WRITTEN REQUEST :: Count every line where "image" shows up, and give that number only.

(Stored records)
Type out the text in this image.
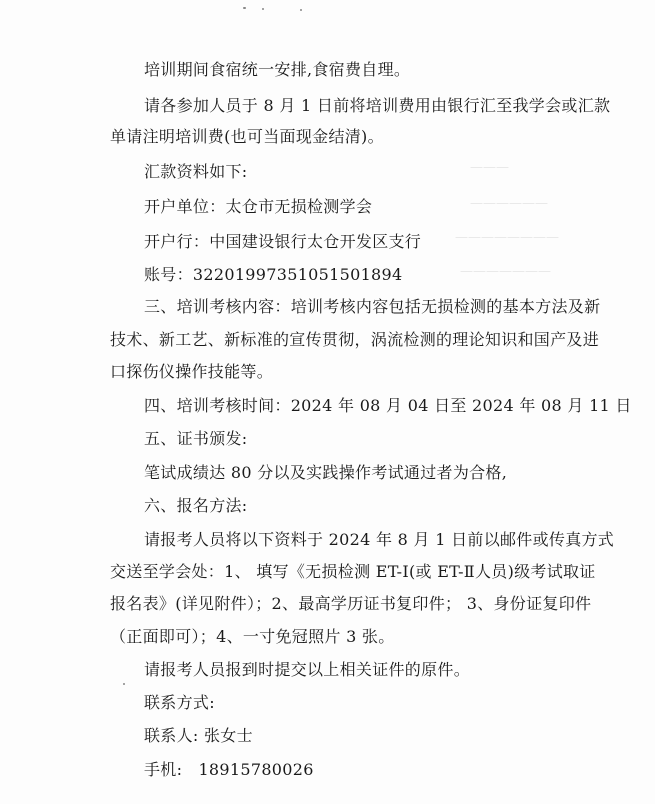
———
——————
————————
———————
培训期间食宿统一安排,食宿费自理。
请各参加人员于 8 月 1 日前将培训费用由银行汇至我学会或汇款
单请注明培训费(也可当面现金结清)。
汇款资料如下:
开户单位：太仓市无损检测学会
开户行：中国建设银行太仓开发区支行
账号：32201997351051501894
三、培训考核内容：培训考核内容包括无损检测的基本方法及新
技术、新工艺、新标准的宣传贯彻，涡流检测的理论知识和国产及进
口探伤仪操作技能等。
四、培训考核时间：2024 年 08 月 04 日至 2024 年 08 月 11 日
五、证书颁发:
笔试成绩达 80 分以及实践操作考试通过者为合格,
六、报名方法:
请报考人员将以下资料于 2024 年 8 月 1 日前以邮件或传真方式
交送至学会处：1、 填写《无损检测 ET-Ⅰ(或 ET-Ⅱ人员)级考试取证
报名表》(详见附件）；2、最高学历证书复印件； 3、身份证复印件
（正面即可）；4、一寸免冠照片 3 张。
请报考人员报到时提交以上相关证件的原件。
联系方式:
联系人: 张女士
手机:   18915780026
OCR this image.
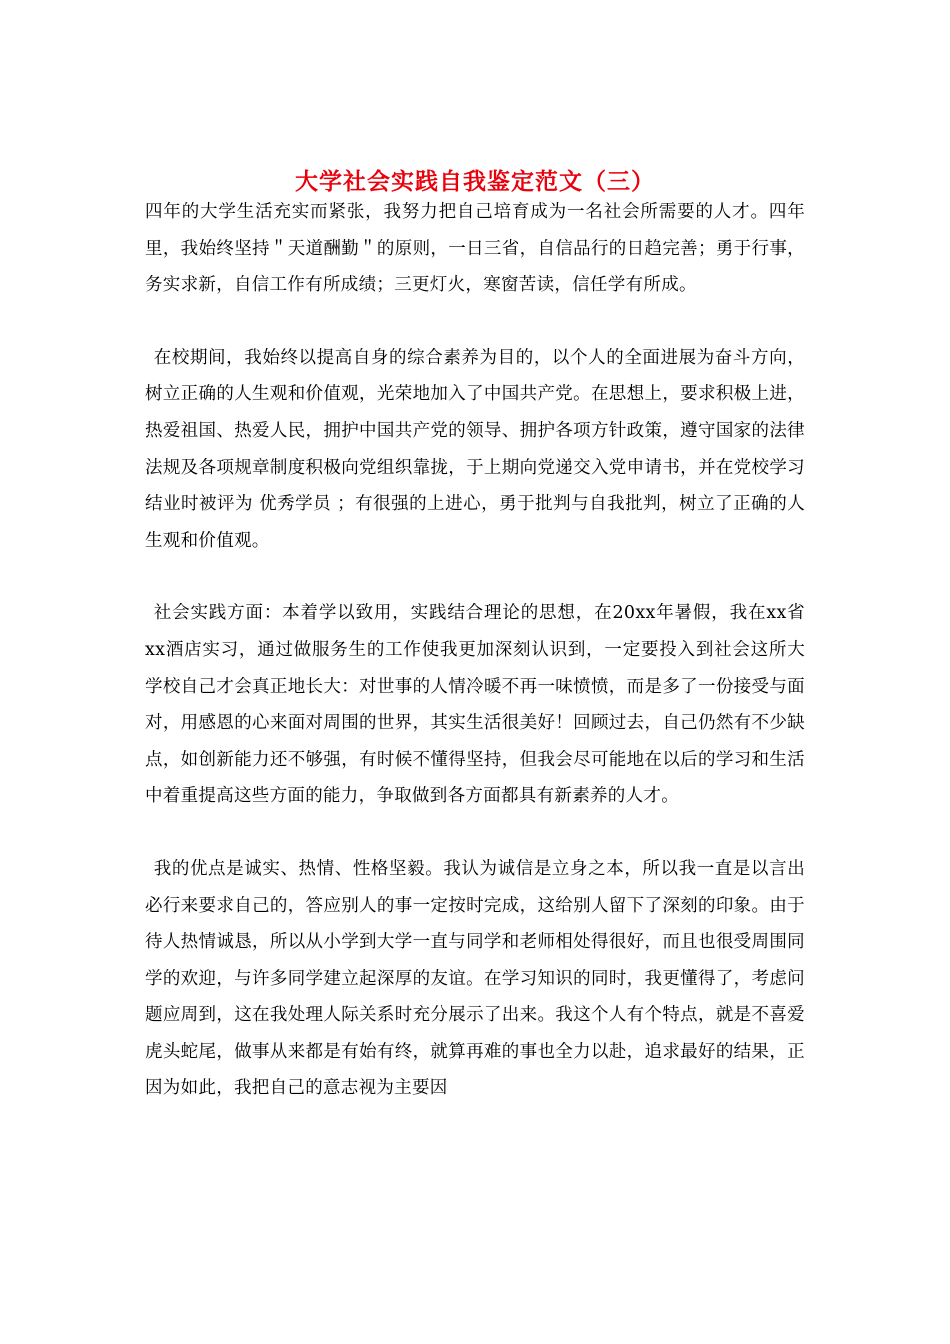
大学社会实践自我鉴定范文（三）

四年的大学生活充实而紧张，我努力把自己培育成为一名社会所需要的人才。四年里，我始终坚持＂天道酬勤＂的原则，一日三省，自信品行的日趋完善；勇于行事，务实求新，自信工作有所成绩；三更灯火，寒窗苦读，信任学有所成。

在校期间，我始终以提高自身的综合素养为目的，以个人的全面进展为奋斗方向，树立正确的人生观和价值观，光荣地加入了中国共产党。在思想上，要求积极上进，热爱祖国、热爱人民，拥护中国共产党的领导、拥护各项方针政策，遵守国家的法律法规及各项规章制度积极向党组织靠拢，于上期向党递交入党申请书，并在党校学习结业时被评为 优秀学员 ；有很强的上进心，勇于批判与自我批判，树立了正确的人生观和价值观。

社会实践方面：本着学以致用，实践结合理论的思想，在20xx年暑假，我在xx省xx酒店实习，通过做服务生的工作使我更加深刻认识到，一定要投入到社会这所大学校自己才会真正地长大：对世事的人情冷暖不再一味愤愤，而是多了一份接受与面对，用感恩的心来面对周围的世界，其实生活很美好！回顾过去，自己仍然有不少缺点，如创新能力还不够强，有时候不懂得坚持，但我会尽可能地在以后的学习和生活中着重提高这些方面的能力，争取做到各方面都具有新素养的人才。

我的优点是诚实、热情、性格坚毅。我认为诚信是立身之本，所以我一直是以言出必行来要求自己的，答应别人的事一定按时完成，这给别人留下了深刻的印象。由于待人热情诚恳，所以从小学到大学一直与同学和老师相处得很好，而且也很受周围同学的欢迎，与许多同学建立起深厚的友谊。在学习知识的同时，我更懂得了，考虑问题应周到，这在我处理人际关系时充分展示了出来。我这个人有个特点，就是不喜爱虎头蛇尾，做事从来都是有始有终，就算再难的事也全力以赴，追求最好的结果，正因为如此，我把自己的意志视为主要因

EXERCISE RESULT :: 2